▸ Task directions
Look through the lines below; wherever the word "more" appears, copy that line.

▸ Provided records
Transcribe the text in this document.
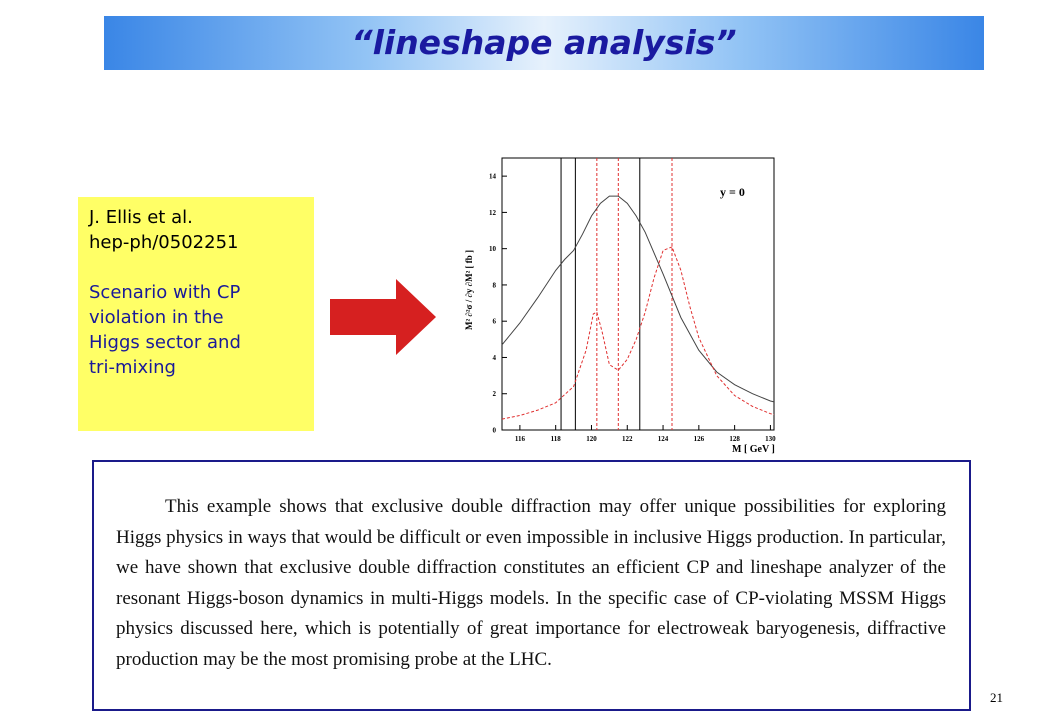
“lineshape analysis”
J. Ellis et al.
hep-ph/0502251
Scenario with CP
violation in the
Higgs sector and
tri-mixing
116	118	120	122	124	126	128	130
0
2
4
6
8
10
12
14
y = 0
M [ GeV ]
M² ∂²σ / ∂y ∂M² [ fb ]
This example shows that exclusive double diffraction may offer unique possibilities for exploring Higgs physics in ways that would be difficult or even impossible in inclusive Higgs production. In particular, we have shown that exclusive double diffraction constitutes an efficient CP and lineshape analyzer of the resonant Higgs-boson dynamics in multi-Higgs models. In the specific case of CP-violating MSSM Higgs physics discussed here, which is potentially of great importance for electroweak baryogenesis, diffractive production may be the most promising probe at the LHC.
21
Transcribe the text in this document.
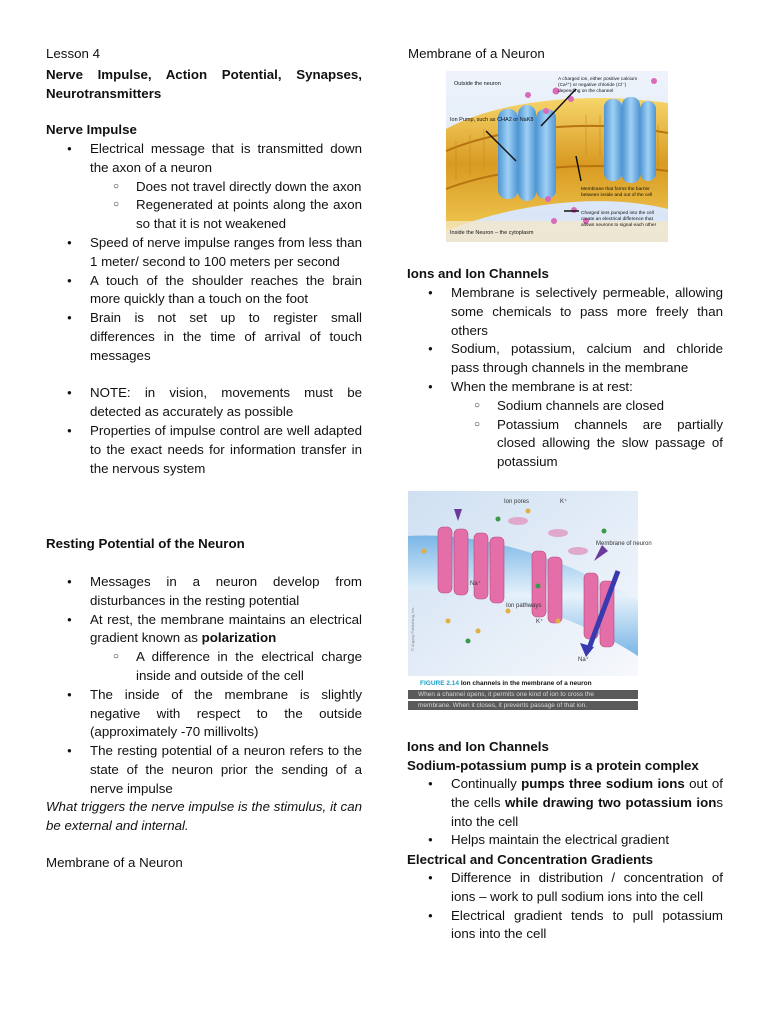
Lesson 4
Nerve Impulse, Action Potential, Synapses, Neurotransmitters
Nerve Impulse
● Electrical message that is transmitted down the axon of a neuron
○ Does not travel directly down the axon
○ Regenerated at points along the axon so that it is not weakened
● Speed of nerve impulse ranges from less than 1 meter/ second to 100 meters per second
● A touch of the shoulder reaches the brain more quickly than a touch on the foot
● Brain is not set up to register small differences in the time of arrival of touch messages
● NOTE: in vision, movements must be detected as accurately as possible
● Properties of impulse control are well adapted to the exact needs for information transfer in the nervous system
Resting Potential of the Neuron
● Messages in a neuron develop from disturbances in the resting potential
● At rest, the membrane maintains an electrical gradient known as polarization
○ A difference in the electrical charge inside and outside of the cell
● The inside of the membrane is slightly negative with respect to the outside (approximately -70 millivolts)
● The resting potential of a neuron refers to the state of the neuron prior the sending of a nerve impulse
What triggers the nerve impulse is the stimulus, it can be external and internal.
Membrane of a Neuron
Membrane of a Neuron
Outside the neuron
Ion Pump, such as CHA2 or NaK8
Inside the Neuron – the cytoplasm
A charged ion, either positive calcium (Ca²⁺) or negative chloride (Cl⁻) depending on the channel
Membrane that forms the barrier between inside and out of the cell
Charged ions pumped into the cell create an electrical difference that allows neurons to signal each other
Ions and Ion Channels
● Membrane is selectively permeable, allowing some chemicals to pass more freely than others
● Sodium, potassium, calcium and chloride pass through channels in the membrane
● When the membrane is at rest:
○ Sodium channels are closed
○ Potassium channels are partially closed allowing the slow passage of potassium
Ion pores	K⁺
Membrane of neuron
Na⁺
Ion pathways
K⁺
Na⁺
© Argosy Publishing, Inc.
FIGURE 2.14 Ion channels in the membrane of a neuron
When a channel opens, it permits one kind of ion to cross the
membrane. When it closes, it prevents passage of that ion.
Ions and Ion Channels
Sodium-potassium pump is a protein complex
● Continually pumps three sodium ions out of the cells while drawing two potassium ions into the cell
● Helps maintain the electrical gradient
Electrical and Concentration Gradients
● Difference in distribution / concentration of ions – work to pull sodium ions into the cell
● Electrical gradient tends to pull potassium ions into the cell
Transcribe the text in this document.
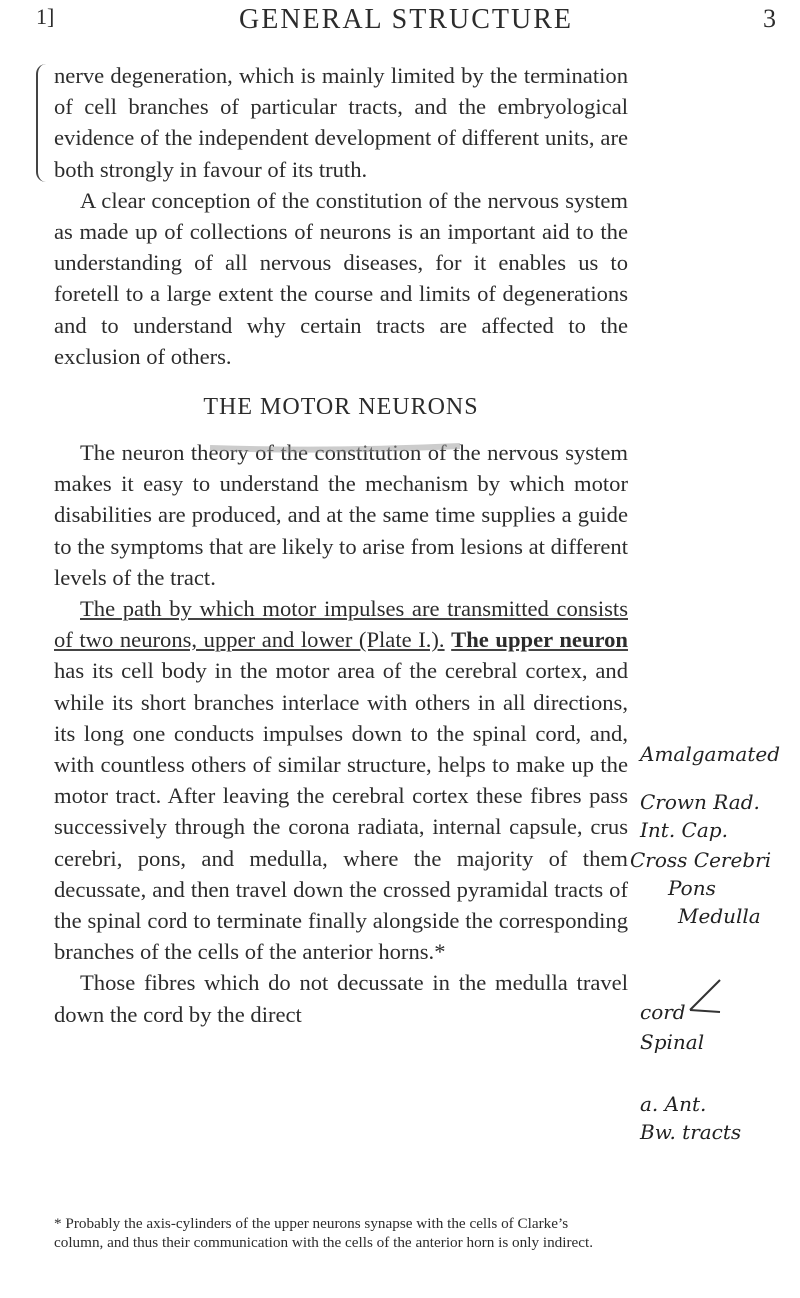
1]	GENERAL STRUCTURE	3

nerve degeneration, which is mainly limited by the termination of cell branches of particular tracts, and the embryological evidence of the independent development of different units, are both strongly in favour of its truth.

A clear conception of the constitution of the nervous system as made up of collections of neurons is an important aid to the understanding of all nervous diseases, for it enables us to foretell to a large extent the course and limits of degenerations and to understand why certain tracts are affected to the exclusion of others.

THE MOTOR NEURONS

The neuron theory of the constitution of the nervous system makes it easy to understand the mechanism by which motor disabilities are produced, and at the same time supplies a guide to the symptoms that are likely to arise from lesions at different levels of the tract.

The path by which motor impulses are transmitted consists of two neurons, upper and lower (Plate I.). The upper neuron has its cell body in the motor area of the cerebral cortex, and while its short branches interlace with others in all directions, its long one conducts impulses down to the spinal cord, and, with countless others of similar structure, helps to make up the motor tract. After leaving the cerebral cortex these fibres pass successively through the corona radiata, internal capsule, crus cerebri, pons, and medulla, where the majority of them decussate, and then travel down the crossed pyramidal tracts of the spinal cord to terminate finally alongside the corresponding branches of the cells of the anterior horns.*

Those fibres which do not decussate in the medulla travel down the cord by the direct

* Probably the axis-cylinders of the upper neurons synapse with the cells of Clarke’s column, and thus their communication with the cells of the anterior horn is only indirect.
Amalgamated
Crown Rad.
Int. Cap.
Cross Cerebri
Pons
Medulla
cord
Spinal
a. Ant.
Bw. tracts
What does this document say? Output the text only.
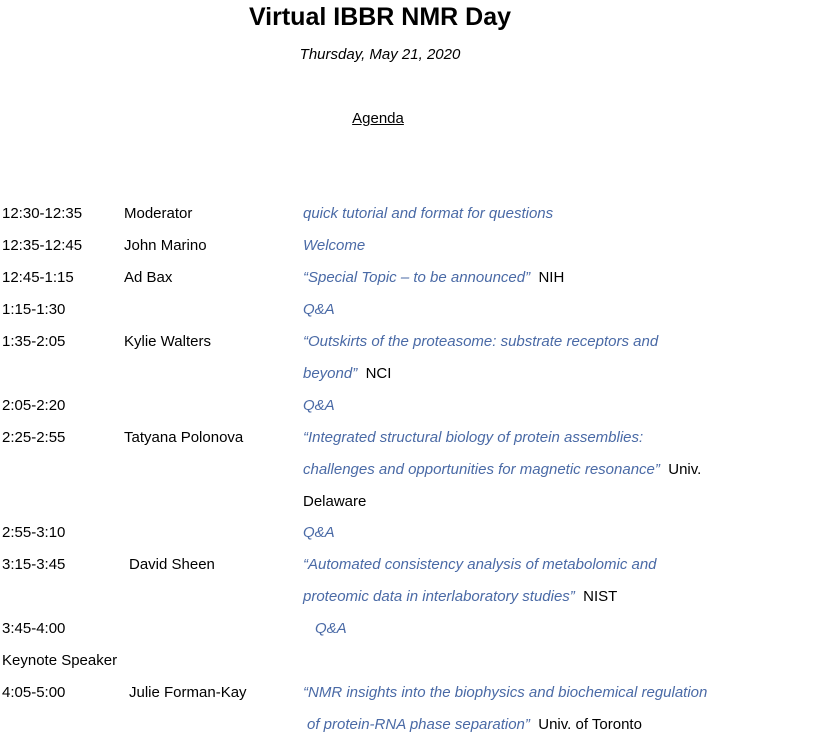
Virtual IBBR NMR Day
Thursday, May 21, 2020
Agenda
12:30-12:35	Moderator	quick tutorial and format for questions
12:35-12:45	John Marino	Welcome
12:45-1:15	Ad Bax	“Special Topic – to be announced” NIH
1:15-1:30	Q&A
1:35-2:05	Kylie Walters	“Outskirts of the proteasome: substrate receptors and
beyond” NCI
2:05-2:20	Q&A
2:25-2:55	Tatyana Polonova	“Integrated structural biology of protein assemblies:
challenges and opportunities for magnetic resonance” Univ.
Delaware
2:55-3:10	Q&A
3:15-3:45	David Sheen	“Automated consistency analysis of metabolomic and
proteomic data in interlaboratory studies” NIST
3:45-4:00	Q&A
Keynote Speaker
4:05-5:00	Julie Forman-Kay	“NMR insights into the biophysics and biochemical regulation
of protein-RNA phase separation” Univ. of Toronto
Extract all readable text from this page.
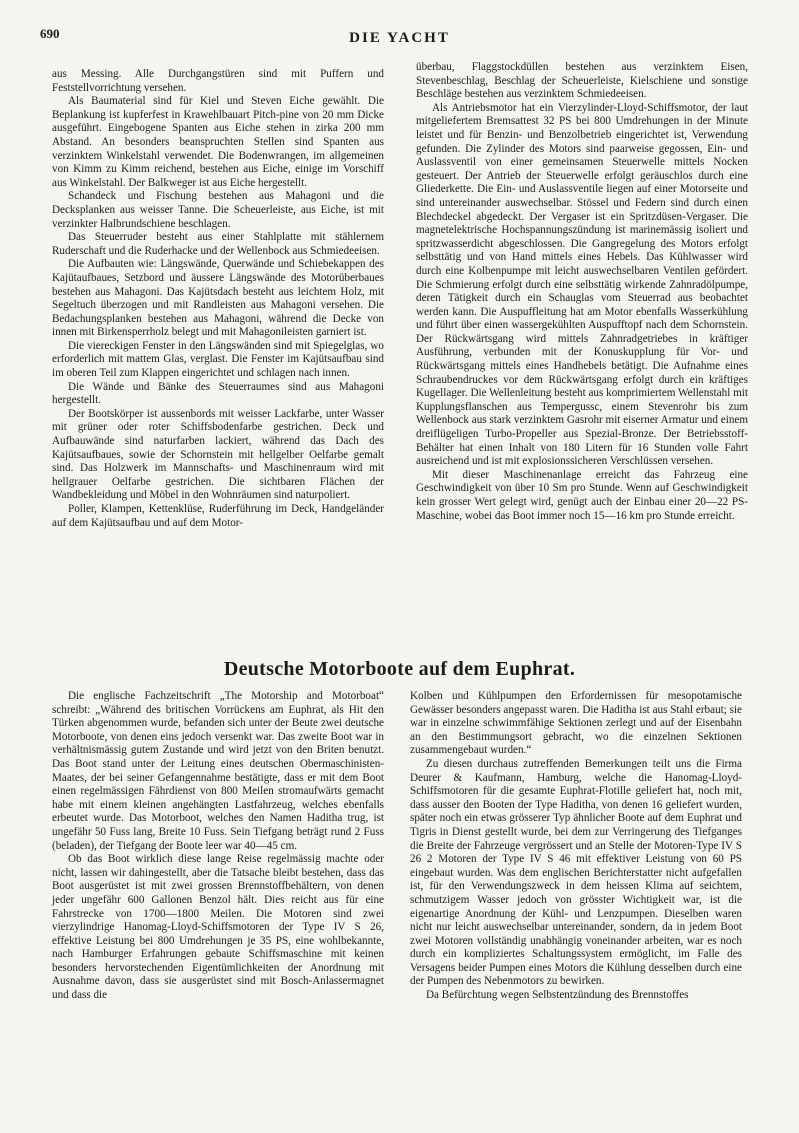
690	DIE YACHT

aus Messing. Alle Durchgangstüren sind mit Puffern und Feststellvorrichtung versehen.

Als Baumaterial sind für Kiel und Steven Eiche gewählt. Die Beplankung ist kupferfest in Krawehlbauart Pitch-pine von 20 mm Dicke ausgeführt. Eingebogene Spanten aus Eiche stehen in zirka 200 mm Abstand. An besonders beanspruchten Stellen sind Spanten aus verzinktem Winkelstahl verwendet. Die Bodenwrangen, im allgemeinen von Kimm zu Kimm reichend, bestehen aus Eiche, einige im Vorschiff aus Winkelstahl. Der Balkweger ist aus Eiche hergestellt.

Schandeck und Fischung bestehen aus Mahagoni und die Decksplanken aus weisser Tanne. Die Scheuerleiste, aus Eiche, ist mit verzinkter Halbrundschiene beschlagen.

Das Steuerruder besteht aus einer Stahlplatte mit stählernem Ruderschaft und die Ruderhacke und der Wellenbock aus Schmiedeeisen.

Die Aufbauten wie: Längswände, Querwände und Schiebekappen des Kajütaufbaues, Setzbord und äussere Längswände des Motorüberbaues bestehen aus Mahagoni. Das Kajütsdach besteht aus leichtem Holz, mit Segeltuch überzogen und mit Randleisten aus Mahagoni versehen. Die Bedachungsplanken bestehen aus Mahagoni, während die Decke von innen mit Birkensperrholz belegt und mit Mahagonileisten garniert ist.

Die viereckigen Fenster in den Längswänden sind mit Spiegelglas, wo erforderlich mit mattem Glas, verglast. Die Fenster im Kajütsaufbau sind im oberen Teil zum Klappen eingerichtet und schlagen nach innen.

Die Wände und Bänke des Steuerraumes sind aus Mahagoni hergestellt.

Der Bootskörper ist aussenbords mit weisser Lackfarbe, unter Wasser mit grüner oder roter Schiffsbodenfarbe gestrichen. Deck und Aufbauwände sind naturfarben lackiert, während das Dach des Kajütsaufbaues, sowie der Schornstein mit hellgelber Oelfarbe gemalt sind. Das Holzwerk im Mannschafts- und Maschinenraum wird mit hellgrauer Oelfarbe gestrichen. Die sichtbaren Flächen der Wandbekleidung und Möbel in den Wohnräumen sind naturpoliert.

Poller, Klampen, Kettenklüse, Ruderführung im Deck, Handgeländer auf dem Kajütsaufbau und auf dem Motor-

überbau, Flaggstockdüllen bestehen aus verzinktem Eisen, Stevenbeschlag, Beschlag der Scheuerleiste, Kielschiene und sonstige Beschläge bestehen aus verzinktem Schmiedeeisen.

Als Antriebsmotor hat ein Vierzylinder-Lloyd-Schiffsmotor, der laut mitgeliefertem Bremsattest 32 PS bei 800 Umdrehungen in der Minute leistet und für Benzin- und Benzolbetrieb eingerichtet ist, Verwendung gefunden. Die Zylinder des Motors sind paarweise gegossen, Ein- und Auslassventil von einer gemeinsamen Steuerwelle mittels Nocken gesteuert. Der Antrieb der Steuerwelle erfolgt geräuschlos durch eine Gliederkette. Die Ein- und Auslassventile liegen auf einer Motorseite und sind untereinander auswechselbar. Stössel und Federn sind durch einen Blechdeckel abgedeckt. Der Vergaser ist ein Spritzdüsen-Vergaser. Die magnetelektrische Hochspannungszündung ist marinemässig isoliert und spritzwasserdicht abgeschlossen. Die Gangregelung des Motors erfolgt selbsttätig und von Hand mittels eines Hebels. Das Kühlwasser wird durch eine Kolbenpumpe mit leicht auswechselbaren Ventilen gefördert. Die Schmierung erfolgt durch eine selbsttätig wirkende Zahnradölpumpe, deren Tätigkeit durch ein Schauglas vom Steuerrad aus beobachtet werden kann. Die Auspuffleitung hat am Motor ebenfalls Wasserkühlung und führt über einen wassergekühlten Auspufftopf nach dem Schornstein. Der Rückwärtsgang wird mittels Zahnradgetriebes in kräftiger Ausführung, verbunden mit der Konuskupplung für Vor- und Rückwärtsgang mittels eines Handhebels betätigt. Die Aufnahme eines Schraubendruckes vor dem Rückwärtsgang erfolgt durch ein kräftiges Kugellager. Die Wellenleitung besteht aus komprimiertem Wellenstahl mit Kupplungsflanschen aus Tempergussс, einem Stevenrohr bis zum Wellenbock aus stark verzinktem Gasrohr mit eiserner Armatur und einem dreiflügeligen Turbo-Propeller aus Spezial-Bronze. Der Betriebsstoff-Behälter hat einen Inhalt von 180 Litern für 16 Stunden volle Fahrt ausreichend und ist mit explosionssicheren Verschlüssen versehen.

Mit dieser Maschinenanlage erreicht das Fahrzeug eine Geschwindigkeit von über 10 Sm pro Stunde. Wenn auf Geschwindigkeit kein grosser Wert gelegt wird, genügt auch der Einbau einer 20—22 PS-Maschine, wobei das Boot immer noch 15—16 km pro Stunde erreicht.

Deutsche Motorboote auf dem Euphrat.

Die englische Fachzeitschrift „The Motorship and Motorboat“ schreibt: „Während des britischen Vorrückens am Euphrat, als Hit den Türken abgenommen wurde, befanden sich unter der Beute zwei deutsche Motorboote, von denen eins jedoch versenkt war. Das zweite Boot war in verhältnismässig gutem Zustande und wird jetzt von den Briten benutzt. Das Boot stand unter der Leitung eines deutschen Obermaschinisten-Maates, der bei seiner Gefangennahme bestätigte, dass er mit dem Boot einen regelmässigen Fährdienst von 800 Meilen stromaufwärts gemacht habe mit einem kleinen angehängten Lastfahrzeug, welches ebenfalls erbeutet wurde. Das Motorboot, welches den Namen Haditha trug, ist ungefähr 50 Fuss lang, Breite 10 Fuss. Sein Tiefgang beträgt rund 2 Fuss (beladen), der Tiefgang der Boote leer war 40—45 cm.

Ob das Boot wirklich diese lange Reise regelmässig machte oder nicht, lassen wir dahingestellt, aber die Tatsache bleibt bestehen, dass das Boot ausgerüstet ist mit zwei grossen Brennstoffbehältern, von denen jeder ungefähr 600 Gallonen Benzol hält. Dies reicht aus für eine Fahrstrecke von 1700—1800 Meilen. Die Motoren sind zwei vierzylindrige Hanomag-Lloyd-Schiffsmotoren der Type IV S 26, effektive Leistung bei 800 Umdrehungen je 35 PS, eine wohlbekannte, nach Hamburger Erfahrungen gebaute Schiffsmaschine mit keinen besonders hervorstechenden Eigentümlichkeiten der Anordnung mit Ausnahme davon, dass sie ausgerüstet sind mit Bosch-Anlassermagnet und dass die

Kolben und Kühlpumpen den Erfordernissen für mesopotamische Gewässer besonders angepasst waren. Die Haditha ist aus Stahl erbaut; sie war in einzelne schwimmfähige Sektionen zerlegt und auf der Eisenbahn an den Bestimmungsort gebracht, wo die einzelnen Sektionen zusammengebaut wurden.“

Zu diesen durchaus zutreffenden Bemerkungen teilt uns die Firma Deurer & Kaufmann, Hamburg, welche die Hanomag-Lloyd-Schiffsmotoren für die gesamte Euphrat-Flotille geliefert hat, noch mit, dass ausser den Booten der Type Haditha, von denen 16 geliefert wurden, später noch ein etwas grösserer Typ ähnlicher Boote auf dem Euphrat und Tigris in Dienst gestellt wurde, bei dem zur Verringerung des Tiefganges die Breite der Fahrzeuge vergrössert und an Stelle der Motoren-Type IV S 26 2 Motoren der Type IV S 46 mit effektiver Leistung von 60 PS eingebaut wurden. Was dem englischen Berichterstatter nicht aufgefallen ist, für den Verwendungszweck in dem heissen Klima auf seichtem, schmutzigem Wasser jedoch von grösster Wichtigkeit war, ist die eigenartige Anordnung der Kühl- und Lenzpumpen. Dieselben waren nicht nur leicht auswechselbar untereinander, sondern, da in jedem Boot zwei Motoren vollständig unabhängig voneinander arbeiten, war es noch durch ein kompliziertes Schaltungssystem ermöglicht, im Falle des Versagens beider Pumpen eines Motors die Kühlung desselben durch eine der Pumpen des Nebenmotors zu bewirken.

Da Befürchtung wegen Selbstentzündung des Brennstoffes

▸ Response to the exercise
● A touch of the shoulder reaches the brain more quickly than a touch on the foot
● Membrane is selectively permeable, allowing some chemicals to pass more freely than others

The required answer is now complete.